[Part of a data file]
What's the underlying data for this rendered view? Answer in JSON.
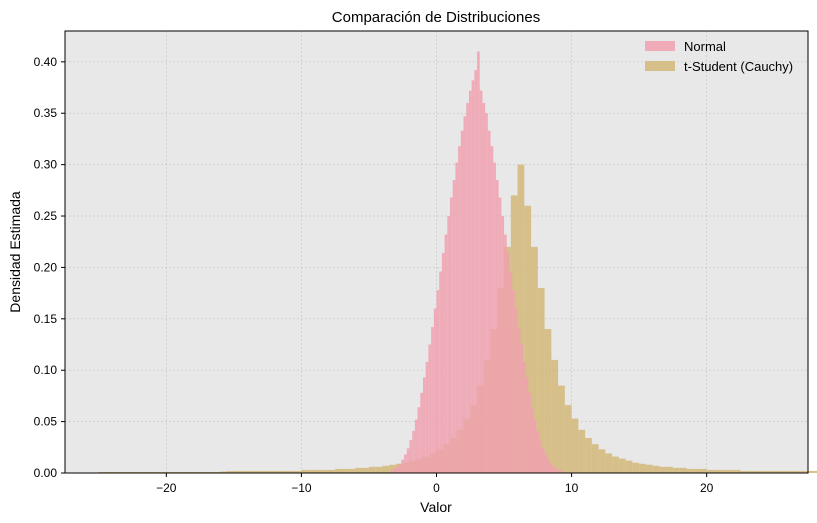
{
  "chart_data": {
    "type": "bar",
    "title": "Comparación de Distribuciones",
    "xlabel": "Valor",
    "ylabel": "Densidad Estimada",
    "xlim": [
      -27.5,
      27.5
    ],
    "ylim": [
      0,
      0.43
    ],
    "xticks": [
      -20,
      -10,
      0,
      10,
      20
    ],
    "xtick_labels": [
      "−20",
      "−10",
      "0",
      "10",
      "20"
    ],
    "yticks": [
      0.0,
      0.05,
      0.1,
      0.15,
      0.2,
      0.25,
      0.3,
      0.35,
      0.4
    ],
    "ytick_labels": [
      "0.00",
      "0.05",
      "0.10",
      "0.15",
      "0.20",
      "0.25",
      "0.30",
      "0.35",
      "0.40"
    ],
    "grid": true,
    "legend_position": "top-right",
    "background_color": "#e8e8e8",
    "grid_color": "#c8c8c8",
    "series": [
      {
        "name": "Normal",
        "color": "#f0a1af",
        "opacity": 0.85,
        "bin_width": 0.2,
        "bin_start": -3.4,
        "values": [
          0.003,
          0.004,
          0.006,
          0.009,
          0.013,
          0.018,
          0.024,
          0.032,
          0.041,
          0.052,
          0.064,
          0.078,
          0.093,
          0.108,
          0.125,
          0.142,
          0.16,
          0.178,
          0.196,
          0.214,
          0.232,
          0.25,
          0.268,
          0.285,
          0.302,
          0.318,
          0.333,
          0.347,
          0.36,
          0.372,
          0.382,
          0.392,
          0.41,
          0.372,
          0.36,
          0.35,
          0.333,
          0.318,
          0.302,
          0.285,
          0.268,
          0.25,
          0.232,
          0.214,
          0.196,
          0.178,
          0.16,
          0.142,
          0.125,
          0.108,
          0.093,
          0.078,
          0.064,
          0.052,
          0.041,
          0.032,
          0.024,
          0.018,
          0.013,
          0.009,
          0.006,
          0.004,
          0.003,
          0.002
        ]
      },
      {
        "name": "t-Student (Cauchy)",
        "color": "#d4bb80",
        "opacity": 0.92,
        "bin_width": 0.5,
        "bin_start": -25,
        "values": [
          0.001,
          0.001,
          0.001,
          0.001,
          0.001,
          0.001,
          0.001,
          0.001,
          0.001,
          0.001,
          0.001,
          0.001,
          0.001,
          0.001,
          0.001,
          0.001,
          0.001,
          0.001,
          0.0015,
          0.002,
          0.002,
          0.002,
          0.002,
          0.002,
          0.002,
          0.002,
          0.002,
          0.002,
          0.002,
          0.002,
          0.003,
          0.003,
          0.003,
          0.003,
          0.003,
          0.004,
          0.004,
          0.004,
          0.005,
          0.005,
          0.006,
          0.006,
          0.007,
          0.008,
          0.009,
          0.01,
          0.012,
          0.014,
          0.016,
          0.019,
          0.023,
          0.028,
          0.034,
          0.042,
          0.053,
          0.066,
          0.085,
          0.11,
          0.14,
          0.18,
          0.22,
          0.27,
          0.3,
          0.26,
          0.22,
          0.18,
          0.14,
          0.11,
          0.085,
          0.066,
          0.053,
          0.042,
          0.034,
          0.028,
          0.023,
          0.019,
          0.016,
          0.014,
          0.012,
          0.01,
          0.009,
          0.008,
          0.007,
          0.006,
          0.006,
          0.005,
          0.005,
          0.004,
          0.004,
          0.004,
          0.003,
          0.003,
          0.003,
          0.003,
          0.003,
          0.002,
          0.002,
          0.002,
          0.002,
          0.002,
          0.002,
          0.002,
          0.002,
          0.002,
          0.002,
          0.002,
          0.002,
          0.002,
          0.002,
          0.002,
          0.001,
          0.001,
          0.001,
          0.001,
          0.001,
          0.001,
          0.001,
          0.001,
          0.001,
          0.001
        ]
      }
    ]
  }
}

• Written request: A faithful copy of the records above is needed, with the pictures left out.

• Answer to the exercise:
What's the underlying data for this rendered view? Answer in JSON.
{
  "chart_data": {
    "type": "bar",
    "title": "Comparación de Distribuciones",
    "xlabel": "Valor",
    "ylabel": "Densidad Estimada",
    "xlim": [
      -27.5,
      27.5
    ],
    "ylim": [
      0,
      0.43
    ],
    "xticks": [
      -20,
      -10,
      0,
      10,
      20
    ],
    "xtick_labels": [
      "−20",
      "−10",
      "0",
      "10",
      "20"
    ],
    "yticks": [
      0.0,
      0.05,
      0.1,
      0.15,
      0.2,
      0.25,
      0.3,
      0.35,
      0.4
    ],
    "ytick_labels": [
      "0.00",
      "0.05",
      "0.10",
      "0.15",
      "0.20",
      "0.25",
      "0.30",
      "0.35",
      "0.40"
    ],
    "grid": true,
    "legend_position": "top-right",
    "background_color": "#e8e8e8",
    "grid_color": "#c8c8c8",
    "series": [
      {
        "name": "Normal",
        "color": "#f0a1af",
        "opacity": 0.85,
        "bin_width": 0.2,
        "bin_start": -3.4,
        "values": [
          0.003,
          0.004,
          0.006,
          0.009,
          0.013,
          0.018,
          0.024,
          0.032,
          0.041,
          0.052,
          0.064,
          0.078,
          0.093,
          0.108,
          0.125,
          0.142,
          0.16,
          0.178,
          0.196,
          0.214,
          0.232,
          0.25,
          0.268,
          0.285,
          0.302,
          0.318,
          0.333,
          0.347,
          0.36,
          0.372,
          0.382,
          0.392,
          0.41,
          0.372,
          0.36,
          0.35,
          0.333,
          0.318,
          0.302,
          0.285,
          0.268,
          0.25,
          0.232,
          0.214,
          0.196,
          0.178,
          0.16,
          0.142,
          0.125,
          0.108,
          0.093,
          0.078,
          0.064,
          0.052,
          0.041,
          0.032,
          0.024,
          0.018,
          0.013,
          0.009,
          0.006,
          0.004,
          0.003,
          0.002
        ]
      },
      {
        "name": "t-Student (Cauchy)",
        "color": "#d4bb80",
        "opacity": 0.92,
        "bin_width": 0.5,
        "bin_start": -25,
        "values": [
          0.001,
          0.001,
          0.001,
          0.001,
          0.001,
          0.001,
          0.001,
          0.001,
          0.001,
          0.001,
          0.001,
          0.001,
          0.001,
          0.001,
          0.001,
          0.001,
          0.001,
          0.001,
          0.0015,
          0.002,
          0.002,
          0.002,
          0.002,
          0.002,
          0.002,
          0.002,
          0.002,
          0.002,
          0.002,
          0.002,
          0.003,
          0.003,
          0.003,
          0.003,
          0.003,
          0.004,
          0.004,
          0.004,
          0.005,
          0.005,
          0.006,
          0.006,
          0.007,
          0.008,
          0.009,
          0.01,
          0.012,
          0.014,
          0.016,
          0.019,
          0.023,
          0.028,
          0.034,
          0.042,
          0.053,
          0.066,
          0.085,
          0.11,
          0.14,
          0.18,
          0.22,
          0.27,
          0.3,
          0.26,
          0.22,
          0.18,
          0.14,
          0.11,
          0.085,
          0.066,
          0.053,
          0.042,
          0.034,
          0.028,
          0.023,
          0.019,
          0.016,
          0.014,
          0.012,
          0.01,
          0.009,
          0.008,
          0.007,
          0.006,
          0.006,
          0.005,
          0.005,
          0.004,
          0.004,
          0.004,
          0.003,
          0.003,
          0.003,
          0.003,
          0.003,
          0.002,
          0.002,
          0.002,
          0.002,
          0.002,
          0.002,
          0.002,
          0.002,
          0.002,
          0.002,
          0.002,
          0.002,
          0.002,
          0.002,
          0.002,
          0.001,
          0.001,
          0.001,
          0.001,
          0.001,
          0.001,
          0.001,
          0.001,
          0.001,
          0.001
        ]
      }
    ]
  }
}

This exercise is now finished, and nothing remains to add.